> [Short exercise] Your task is to repeat the entries exactly. Leave the pictures out.
=== Data listing ===
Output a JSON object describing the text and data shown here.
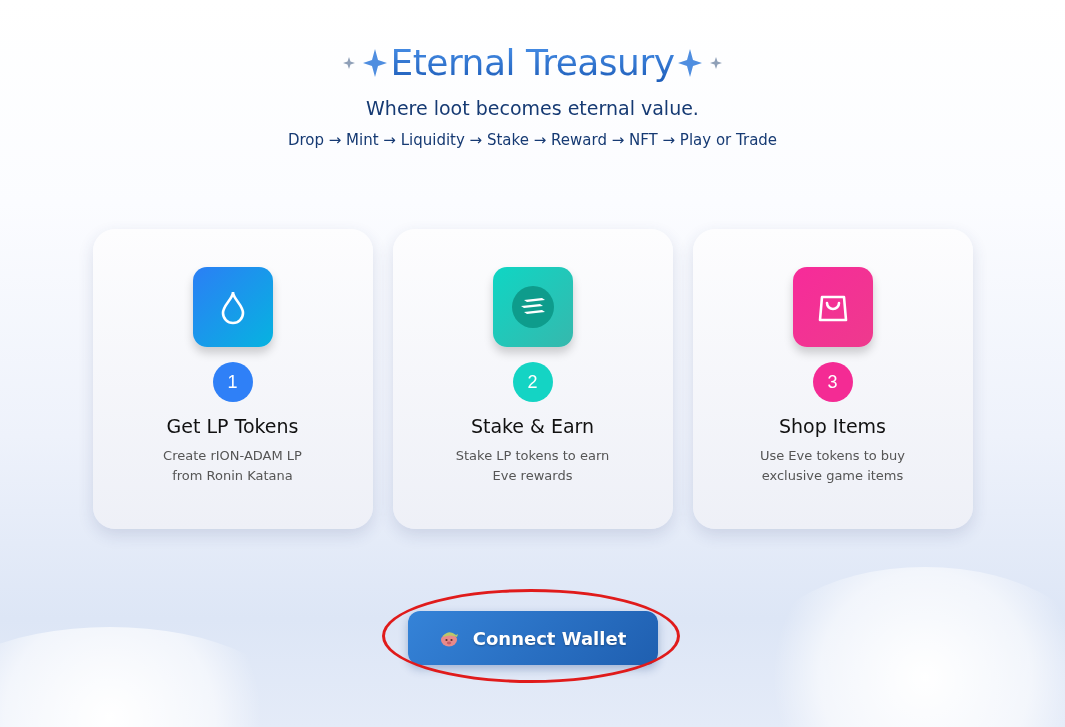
{
  "header": {
    "title": "Eternal Treasury",
    "tagline": "Where loot becomes eternal value.",
    "flow": "Drop → Mint → Liquidity → Stake → Reward → NFT → Play or Trade"
  },
  "steps": [
    {
      "number": "1",
      "title": "Get LP Tokens",
      "description": "Create rION-ADAM LP from Ronin Katana",
      "kind": "drop",
      "color": "#2f80f7"
    },
    {
      "number": "2",
      "title": "Stake & Earn",
      "description": "Stake LP tokens to earn Eve rewards",
      "kind": "stack",
      "color": "#14d4c4"
    },
    {
      "number": "3",
      "title": "Shop Items",
      "description": "Use Eve tokens to buy exclusive game items",
      "kind": "bag",
      "color": "#f42b94"
    }
  ],
  "connect_button": {
    "label": "Connect Wallet"
  }
}
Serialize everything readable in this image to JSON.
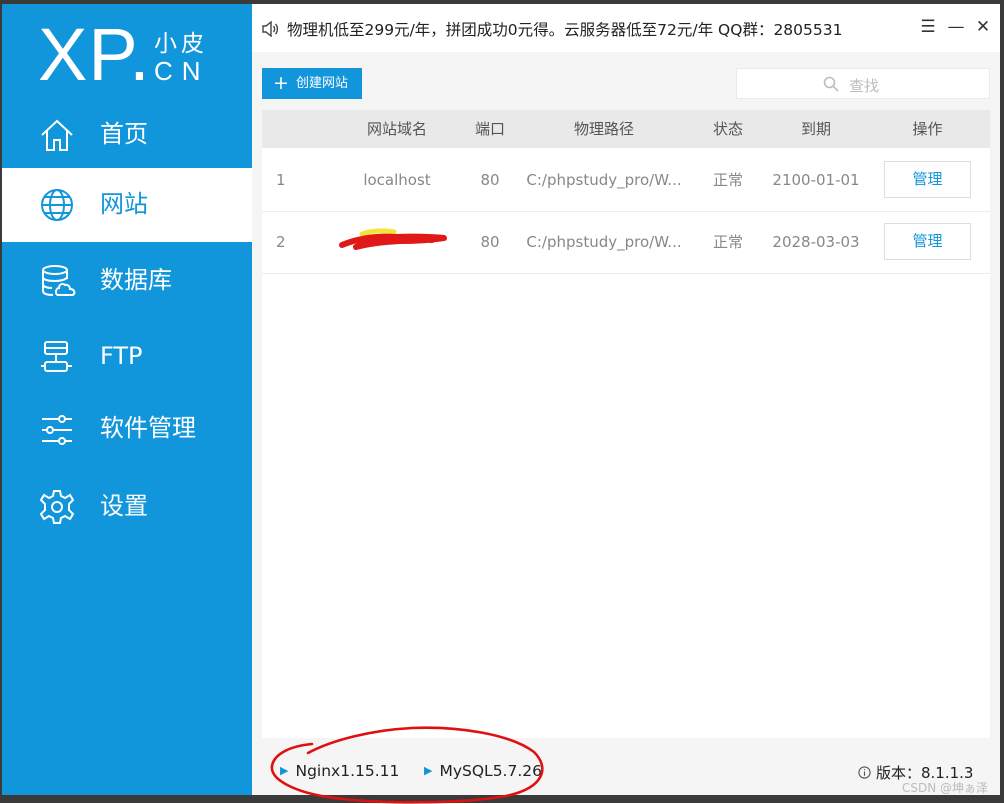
{
  "logo": {
    "xp": "XP.",
    "cn_top": "小皮",
    "cn_bottom": "CN"
  },
  "nav": [
    {
      "label": "首页",
      "icon": "home-icon"
    },
    {
      "label": "网站",
      "icon": "globe-icon",
      "active": true
    },
    {
      "label": "数据库",
      "icon": "database-icon"
    },
    {
      "label": "FTP",
      "icon": "ftp-icon"
    },
    {
      "label": "软件管理",
      "icon": "sliders-icon"
    },
    {
      "label": "设置",
      "icon": "gear-icon"
    }
  ],
  "titlebar": {
    "notice": "物理机低至299元/年，拼团成功0元得。云服务器低至72元/年  QQ群：2805531",
    "menu": "☰",
    "minimize": "—",
    "close": "✕"
  },
  "toolbar": {
    "create_label": "创建网站",
    "create_icon": "+",
    "search_placeholder": "查找"
  },
  "table": {
    "headers": [
      "网站域名",
      "端口",
      "物理路径",
      "状态",
      "到期",
      "操作"
    ],
    "rows": [
      {
        "index": "1",
        "domain": "localhost",
        "port": "80",
        "path": "C:/phpstudy_pro/W...",
        "status": "正常",
        "expire": "2100-01-01",
        "action": "管理"
      },
      {
        "index": "2",
        "domain": "",
        "domain_redacted": true,
        "port": "80",
        "path": "C:/phpstudy_pro/W...",
        "status": "正常",
        "expire": "2028-03-03",
        "action": "管理"
      }
    ]
  },
  "footer": {
    "services": [
      "Nginx1.15.11",
      "MySQL5.7.26"
    ],
    "version": "版本：8.1.1.3",
    "watermark": "CSDN @坤ぁ泽"
  },
  "colors": {
    "accent": "#1296db",
    "annotation": "#e01010"
  }
}
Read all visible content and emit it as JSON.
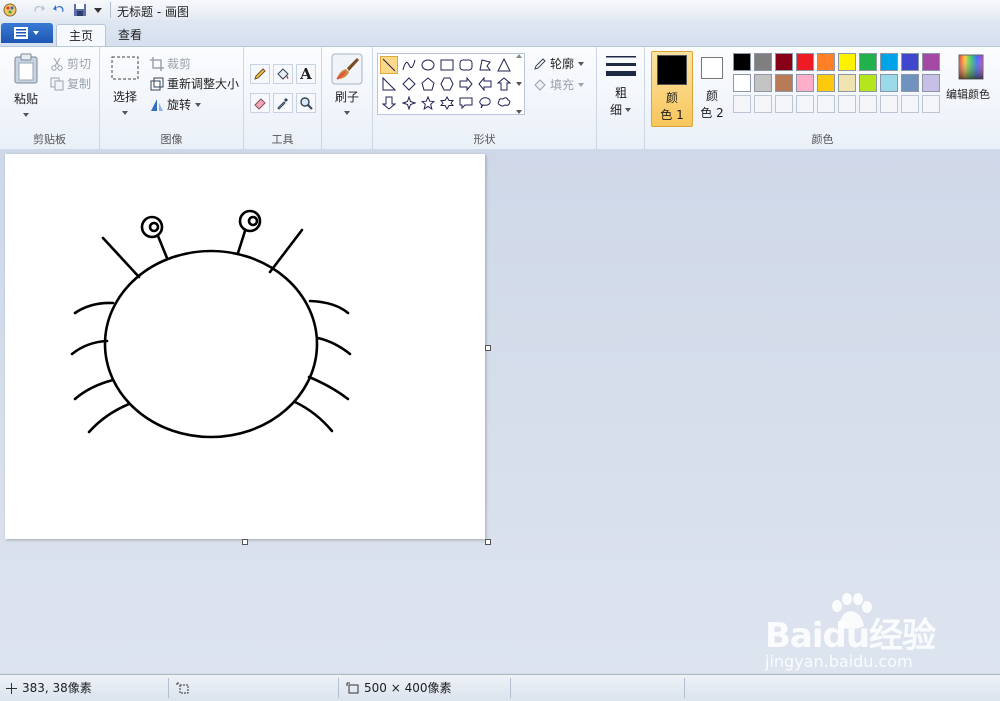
{
  "window": {
    "title": "无标题 - 画图"
  },
  "tabs": [
    "主页",
    "查看"
  ],
  "clipboard": {
    "paste": "粘贴",
    "cut": "剪切",
    "copy": "复制",
    "group_label": "剪贴板"
  },
  "image": {
    "select": "选择",
    "crop": "裁剪",
    "resize": "重新调整大小",
    "rotate": "旋转",
    "group_label": "图像"
  },
  "tools": {
    "group_label": "工具",
    "text_glyph": "A"
  },
  "brushes": {
    "label": "刷子"
  },
  "shapes": {
    "group_label": "形状",
    "outline": "轮廓",
    "fill": "填充"
  },
  "size": {
    "label_line1": "粗",
    "label_line2": "细"
  },
  "colors": {
    "color1_line1": "颜",
    "color1_line2": "色 1",
    "color2_line1": "颜",
    "color2_line2": "色 2",
    "edit_colors": "编辑颜色",
    "group_label": "颜色",
    "color1_value": "#000000",
    "color2_value": "#ffffff",
    "palette_row1": [
      "#000000",
      "#7f7f7f",
      "#880015",
      "#ed1c24",
      "#ff7f27",
      "#fff200",
      "#22b14c",
      "#00a2e8",
      "#3f48cc",
      "#a349a4"
    ],
    "palette_row2": [
      "#ffffff",
      "#c3c3c3",
      "#b97a57",
      "#ffaec9",
      "#ffc90e",
      "#efe4b0",
      "#b5e61d",
      "#99d9ea",
      "#7092be",
      "#c8bfe7"
    ]
  },
  "status": {
    "cursor_pos": "383, 38像素",
    "canvas_size": "500 × 400像素"
  },
  "watermark": {
    "brand": "Baidu经验",
    "site": "jingyan.baidu.com"
  }
}
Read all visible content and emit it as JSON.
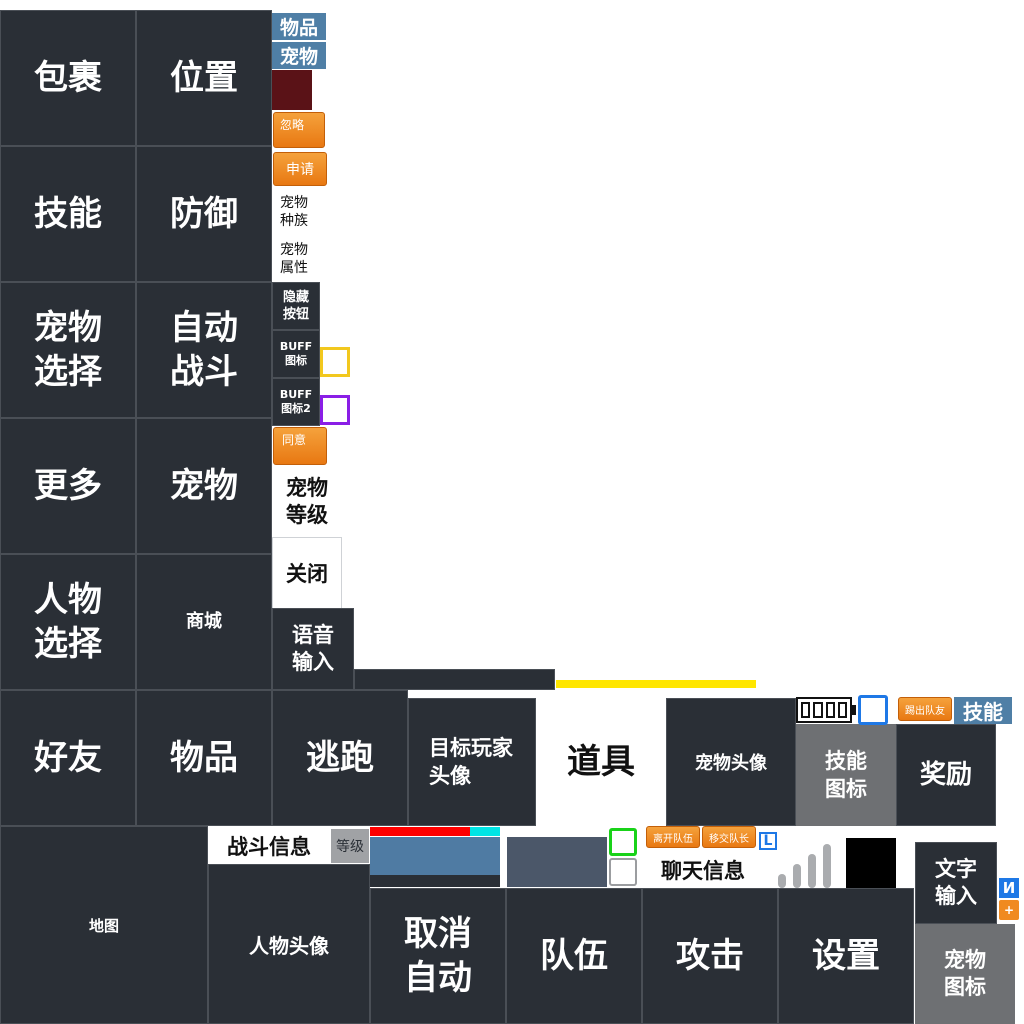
{
  "grid": {
    "bag": "包裹",
    "position": "位置",
    "skill": "技能",
    "defense": "防御",
    "pet_select": "宠物\n选择",
    "auto_battle": "自动\n战斗",
    "more": "更多",
    "pet": "宠物",
    "char_select": "人物\n选择",
    "shop": "商城",
    "friends": "好友",
    "items": "物品",
    "escape": "逃跑",
    "target_avatar": "目标玩家\n头像",
    "props": "道具",
    "pet_avatar": "宠物头像",
    "skill_icon": "技能\n图标",
    "reward": "奖励",
    "map": "地图",
    "char_avatar": "人物头像",
    "cancel_auto": "取消\n自动",
    "team": "队伍",
    "attack": "攻击",
    "settings": "设置",
    "text_input": "文字\n输入",
    "pet_icon": "宠物\n图标"
  },
  "side": {
    "items_tab": "物品",
    "pet_tab": "宠物",
    "ignore": "忽略",
    "apply": "申请",
    "pet_race": "宠物\n种族",
    "pet_attr": "宠物\n属性",
    "hide_button": "隐藏\n按钮",
    "buff_icon": "BUFF\n图标",
    "buff_icon2": "BUFF\n图标2",
    "agree": "同意",
    "pet_level": "宠物\n等级",
    "close": "关闭",
    "voice_input": "语音\n输入"
  },
  "team_bar": {
    "kick": "踢出队友",
    "skill_tab": "技能",
    "leave_team": "离开队伍",
    "transfer_leader": "移交队长",
    "l_badge": "L"
  },
  "battle": {
    "battle_info": "战斗信息",
    "level_badge": "等级",
    "chat_info": "聊天信息"
  },
  "misc": {
    "input_method": "И",
    "plus": "+"
  },
  "colors": {
    "tile_bg": "#2a2f36",
    "hp_bar": "#ff0000",
    "mp_bar": "#00e5e5",
    "exp_bar": "#ffe600",
    "yellow_frame": "#f2c81e",
    "purple_frame": "#8a1ee6",
    "green_frame": "#19d219",
    "blue_frame": "#1e78e6"
  }
}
===
> [Written reply]
Output a JSON object describing the text and data shown here.
{
  "header": {
    "title": "Eternal Treasury",
    "tagline": "Where loot becomes eternal value.",
    "flow": "Drop → Mint → Liquidity → Stake → Reward → NFT → Play or Trade"
  },
  "steps": [
    {
      "number": "1",
      "title": "Get LP Tokens",
      "description": "Create rION-ADAM LP from Ronin Katana",
      "kind": "drop",
      "color": "#2f80f7"
    },
    {
      "number": "2",
      "title": "Stake & Earn",
      "description": "Stake LP tokens to earn Eve rewards",
      "kind": "stack",
      "color": "#14d4c4"
    },
    {
      "number": "3",
      "title": "Shop Items",
      "description": "Use Eve tokens to buy exclusive game items",
      "kind": "bag",
      "color": "#f42b94"
    }
  ],
  "connect_button": {
    "label": "Connect Wallet"
  }
}
Serialize everything readable in this image to JSON.
{
  "logo": {
    "xp": "XP.",
    "cn_top": "小皮",
    "cn_bottom": "CN"
  },
  "nav": [
    {
      "label": "首页",
      "icon": "home-icon"
    },
    {
      "label": "网站",
      "icon": "globe-icon",
      "active": true
    },
    {
      "label": "数据库",
      "icon": "database-icon"
    },
    {
      "label": "FTP",
      "icon": "ftp-icon"
    },
    {
      "label": "软件管理",
      "icon": "sliders-icon"
    },
    {
      "label": "设置",
      "icon": "gear-icon"
    }
  ],
  "titlebar": {
    "notice": "物理机低至299元/年，拼团成功0元得。云服务器低至72元/年  QQ群：2805531",
    "menu": "☰",
    "minimize": "—",
    "close": "✕"
  },
  "toolbar": {
    "create_label": "创建网站",
    "create_icon": "+",
    "search_placeholder": "查找"
  },
  "table": {
    "headers": [
      "网站域名",
      "端口",
      "物理路径",
      "状态",
      "到期",
      "操作"
    ],
    "rows": [
      {
        "index": "1",
        "domain": "localhost",
        "port": "80",
        "path": "C:/phpstudy_pro/W...",
        "status": "正常",
        "expire": "2100-01-01",
        "action": "管理"
      },
      {
        "index": "2",
        "domain": "",
        "domain_redacted": true,
        "port": "80",
        "path": "C:/phpstudy_pro/W...",
        "status": "正常",
        "expire": "2028-03-03",
        "action": "管理"
      }
    ]
  },
  "footer": {
    "services": [
      "Nginx1.15.11",
      "MySQL5.7.26"
    ],
    "version": "版本：8.1.1.3",
    "watermark": "CSDN @坤ぁ泽"
  },
  "colors": {
    "accent": "#1296db",
    "annotation": "#e01010"
  }
}
Read all visible content and emit it as JSON.
{
  "window": {
    "title": "无标题 - 画图"
  },
  "tabs": [
    "主页",
    "查看"
  ],
  "clipboard": {
    "paste": "粘贴",
    "cut": "剪切",
    "copy": "复制",
    "group_label": "剪贴板"
  },
  "image": {
    "select": "选择",
    "crop": "裁剪",
    "resize": "重新调整大小",
    "rotate": "旋转",
    "group_label": "图像"
  },
  "tools": {
    "group_label": "工具",
    "text_glyph": "A"
  },
  "brushes": {
    "label": "刷子"
  },
  "shapes": {
    "group_label": "形状",
    "outline": "轮廓",
    "fill": "填充"
  },
  "size": {
    "label_line1": "粗",
    "label_line2": "细"
  },
  "colors": {
    "color1_line1": "颜",
    "color1_line2": "色 1",
    "color2_line1": "颜",
    "color2_line2": "色 2",
    "edit_colors": "编辑颜色",
    "group_label": "颜色",
    "color1_value": "#000000",
    "color2_value": "#ffffff",
    "palette_row1": [
      "#000000",
      "#7f7f7f",
      "#880015",
      "#ed1c24",
      "#ff7f27",
      "#fff200",
      "#22b14c",
      "#00a2e8",
      "#3f48cc",
      "#a349a4"
    ],
    "palette_row2": [
      "#ffffff",
      "#c3c3c3",
      "#b97a57",
      "#ffaec9",
      "#ffc90e",
      "#efe4b0",
      "#b5e61d",
      "#99d9ea",
      "#7092be",
      "#c8bfe7"
    ]
  },
  "status": {
    "cursor_pos": "383, 38像素",
    "canvas_size": "500 × 400像素"
  },
  "watermark": {
    "brand": "Baidu经验",
    "site": "jingyan.baidu.com"
  }
}
Read all visible content and emit it as JSON.
{
  "grid": {
    "bag": "包裹",
    "position": "位置",
    "skill": "技能",
    "defense": "防御",
    "pet_select": "宠物\n选择",
    "auto_battle": "自动\n战斗",
    "more": "更多",
    "pet": "宠物",
    "char_select": "人物\n选择",
    "shop": "商城",
    "friends": "好友",
    "items": "物品",
    "escape": "逃跑",
    "target_avatar": "目标玩家\n头像",
    "props": "道具",
    "pet_avatar": "宠物头像",
    "skill_icon": "技能\n图标",
    "reward": "奖励",
    "map": "地图",
    "char_avatar": "人物头像",
    "cancel_auto": "取消\n自动",
    "team": "队伍",
    "attack": "攻击",
    "settings": "设置",
    "text_input": "文字\n输入",
    "pet_icon": "宠物\n图标"
  },
  "side": {
    "items_tab": "物品",
    "pet_tab": "宠物",
    "ignore": "忽略",
    "apply": "申请",
    "pet_race": "宠物\n种族",
    "pet_attr": "宠物\n属性",
    "hide_button": "隐藏\n按钮",
    "buff_icon": "BUFF\n图标",
    "buff_icon2": "BUFF\n图标2",
    "agree": "同意",
    "pet_level": "宠物\n等级",
    "close": "关闭",
    "voice_input": "语音\n输入"
  },
  "team_bar": {
    "kick": "踢出队友",
    "skill_tab": "技能",
    "leave_team": "离开队伍",
    "transfer_leader": "移交队长",
    "l_badge": "L"
  },
  "battle": {
    "battle_info": "战斗信息",
    "level_badge": "等级",
    "chat_info": "聊天信息"
  },
  "misc": {
    "input_method": "И",
    "plus": "+"
  },
  "colors": {
    "tile_bg": "#2a2f36",
    "hp_bar": "#ff0000",
    "mp_bar": "#00e5e5",
    "exp_bar": "#ffe600",
    "yellow_frame": "#f2c81e",
    "purple_frame": "#8a1ee6",
    "green_frame": "#19d219",
    "blue_frame": "#1e78e6"
  }
}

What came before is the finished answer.